_Your objective:_ Output the records exactly as they appear, with no pictures included.

_Figure record extracts:_

########

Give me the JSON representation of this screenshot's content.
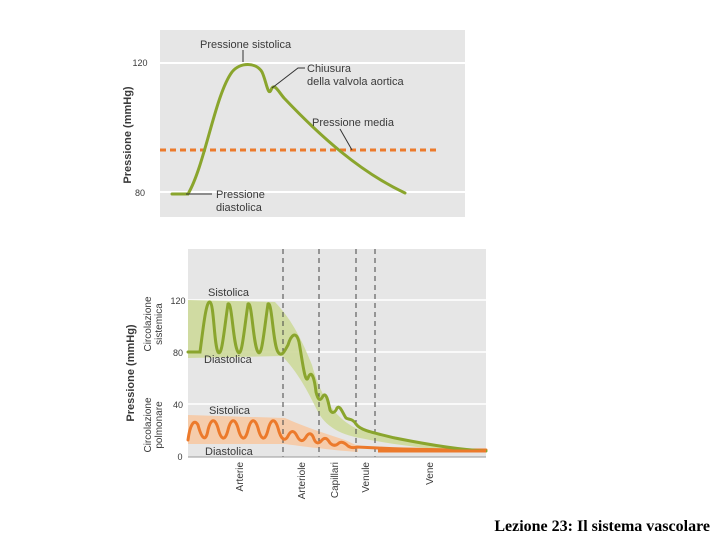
{
  "top_diagram": {
    "ylabel": "Pressione (mmHg)",
    "tick_120": "120",
    "tick_80": "80",
    "label_systolic": "Pressione sistolica",
    "label_valve_1": "Chiusura",
    "label_valve_2": "della valvola aortica",
    "label_mean": "Pressione media",
    "label_diastolic_1": "Pressione",
    "label_diastolic_2": "diastolica"
  },
  "bottom_diagram": {
    "ylabel": "Pressione (mmHg)",
    "group_systemic_1": "Circolazione",
    "group_systemic_2": "sistemica",
    "group_pulmonary_1": "Circolazione",
    "group_pulmonary_2": "polmonare",
    "ticks": [
      "120",
      "80",
      "40",
      "0"
    ],
    "systemic_systolic": "Sistolica",
    "systemic_diastolic": "Diastolica",
    "pulmonary_systolic": "Sistolica",
    "pulmonary_diastolic": "Diastolica",
    "vessels": [
      "Arterie",
      "Arteriole",
      "Capillari",
      "Venule",
      "Vene"
    ]
  },
  "colors": {
    "panel_bg": "#e6e6e6",
    "systemic_curve": "#8aa52d",
    "systemic_band": "#cdd99a",
    "pulmonary_curve": "#ec7a2c",
    "pulmonary_band": "#f6c9a4",
    "mean_line": "#ec7a2c"
  },
  "footer": "Lezione 23: Il sistema vascolare"
}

########

_Completed exercise:_
Give me the JSON representation of this screenshot's content.
{
  "top_diagram": {
    "ylabel": "Pressione (mmHg)",
    "tick_120": "120",
    "tick_80": "80",
    "label_systolic": "Pressione sistolica",
    "label_valve_1": "Chiusura",
    "label_valve_2": "della valvola aortica",
    "label_mean": "Pressione media",
    "label_diastolic_1": "Pressione",
    "label_diastolic_2": "diastolica"
  },
  "bottom_diagram": {
    "ylabel": "Pressione (mmHg)",
    "group_systemic_1": "Circolazione",
    "group_systemic_2": "sistemica",
    "group_pulmonary_1": "Circolazione",
    "group_pulmonary_2": "polmonare",
    "ticks": [
      "120",
      "80",
      "40",
      "0"
    ],
    "systemic_systolic": "Sistolica",
    "systemic_diastolic": "Diastolica",
    "pulmonary_systolic": "Sistolica",
    "pulmonary_diastolic": "Diastolica",
    "vessels": [
      "Arterie",
      "Arteriole",
      "Capillari",
      "Venule",
      "Vene"
    ]
  },
  "colors": {
    "panel_bg": "#e6e6e6",
    "systemic_curve": "#8aa52d",
    "systemic_band": "#cdd99a",
    "pulmonary_curve": "#ec7a2c",
    "pulmonary_band": "#f6c9a4",
    "mean_line": "#ec7a2c"
  },
  "footer": "Lezione 23: Il sistema vascolare"
}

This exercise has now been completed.